— begin Provided data —

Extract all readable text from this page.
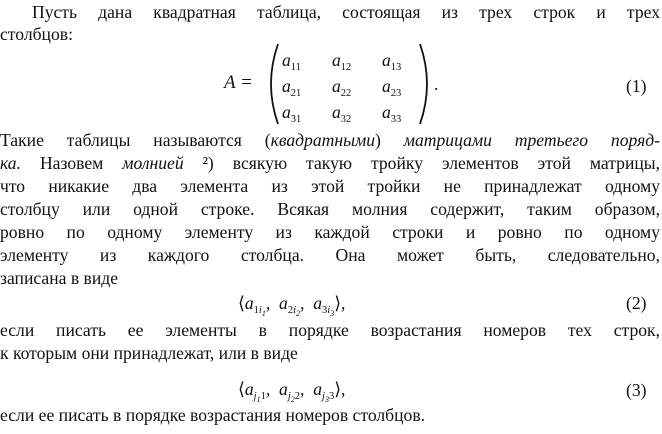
Пусть дана квадратная таблица, состоящая из трех строк и трех
столбцов:
A =
$a_{11}$ $a_{12}$ $a_{13}$
$a_{21}$ $a_{22}$ $a_{23}$
$a_{31}$ $a_{32}$ $a_{33}$
.	(1)
Такие таблицы называются (квадратными) матрицами третьего поряд-
ка. Назовем молнией ²) всякую такую тройку элементов этой матрицы,
что никакие два элемента из этой тройки не принадлежат одному
столбцу или одной строке. Всякая молния содержит, таким образом,
ровно по одному элементу из каждой строки и ровно по одному
элементу из каждого столбца. Она может быть, следовательно,
записана в виде
$⟨a_{1i_1}$,  $a_{2i_2}$,  $a_{3i_3}⟩$,	(2)
если писать ее элементы в порядке возрастания номеров тех строк,
к которым они принадлежат, или в виде
$⟨a_{j_11}$,  $a_{j_22}$,  $a_{j_33}⟩$,	(3)
если ее писать в порядке возрастания номеров столбцов.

— end Provided data —

[Exercise goal]
Note every line above where the string "виде" shows up, and copy those lines.

[Output for this exercise]
записана в виде
к которым они принадлежат, или в виде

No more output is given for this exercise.